Task objective: Each line that contains the string "KAĞIZLAR" counts once; report how many such lines appear in the data, as a number only.

Dataset records:

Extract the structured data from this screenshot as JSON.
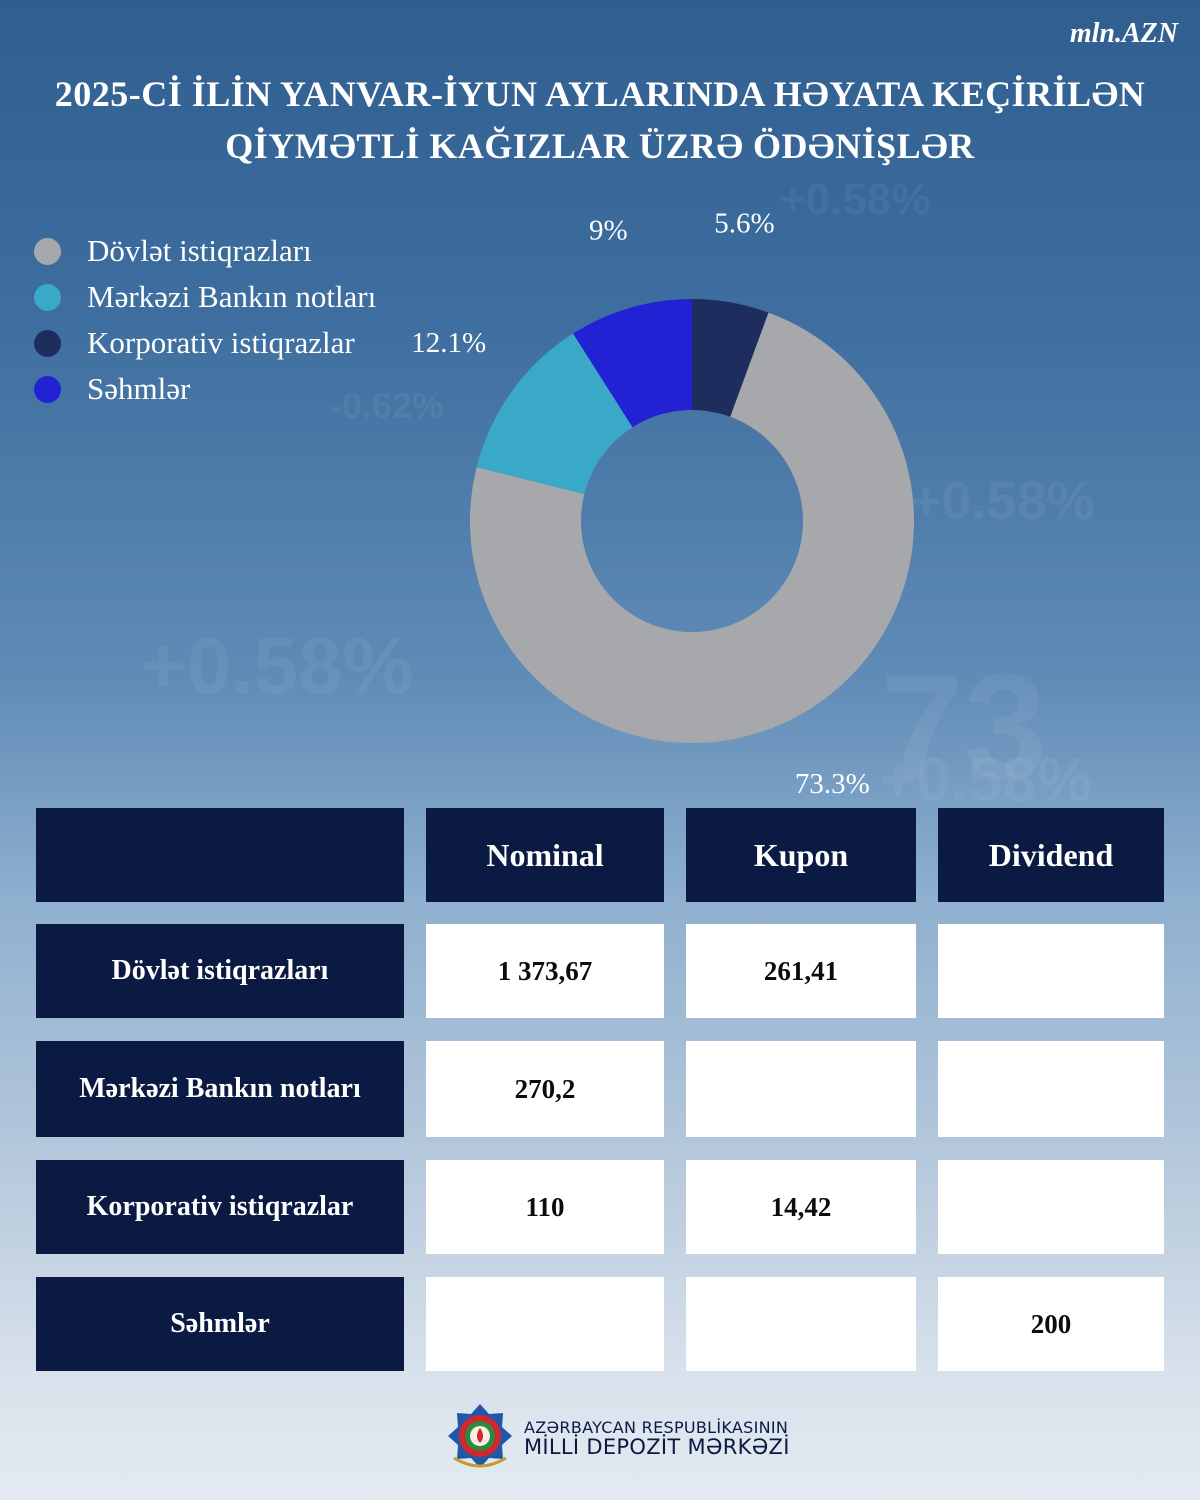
{
  "unit": "mln.AZN",
  "title": {
    "line1": "2025-Cİ İLİN YANVAR-İYUN AYLARINDA HƏYATA KEÇİRİLƏN",
    "line2": "QİYMƏTLİ KAĞIZLAR ÜZRƏ ÖDƏNİŞLƏR"
  },
  "chart_data": {
    "type": "pie",
    "title": "2025-Cİ İLİN YANVAR-İYUN AYLARINDA HƏYATA KEÇİRİLƏN QİYMƏTLİ KAĞIZLAR ÜZRƏ ÖDƏNİŞLƏR",
    "unit": "mln.AZN",
    "legend_position": "top-left",
    "donut": true,
    "categories": [
      "Dövlət istiqrazları",
      "Mərkəzi Bankın notları",
      "Korporativ istiqrazlar",
      "Səhmlər"
    ],
    "values": [
      73.3,
      12.1,
      5.6,
      9
    ],
    "labels": [
      "73.3%",
      "12.1%",
      "5.6%",
      "9%"
    ],
    "colors": [
      "#a6a8ab",
      "#3aa9c8",
      "#1c2d5e",
      "#2222d4"
    ]
  },
  "table": {
    "headers": [
      "",
      "Nominal",
      "Kupon",
      "Dividend"
    ],
    "rows": [
      {
        "label": "Dövlət istiqrazları",
        "nominal": "1 373,67",
        "kupon": "261,41",
        "dividend": ""
      },
      {
        "label": "Mərkəzi Bankın notları",
        "nominal": "270,2",
        "kupon": "",
        "dividend": ""
      },
      {
        "label": "Korporativ istiqrazlar",
        "nominal": "110",
        "kupon": "14,42",
        "dividend": ""
      },
      {
        "label": "Səhmlər",
        "nominal": "",
        "kupon": "",
        "dividend": "200"
      }
    ]
  },
  "footer": {
    "line1": "AZƏRBAYCAN RESPUBLİKASININ",
    "line2": "MİLLİ DEPOZİT MƏRKƏZİ",
    "logo_icon": "azerbaijan-emblem-icon"
  }
}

Solution: 2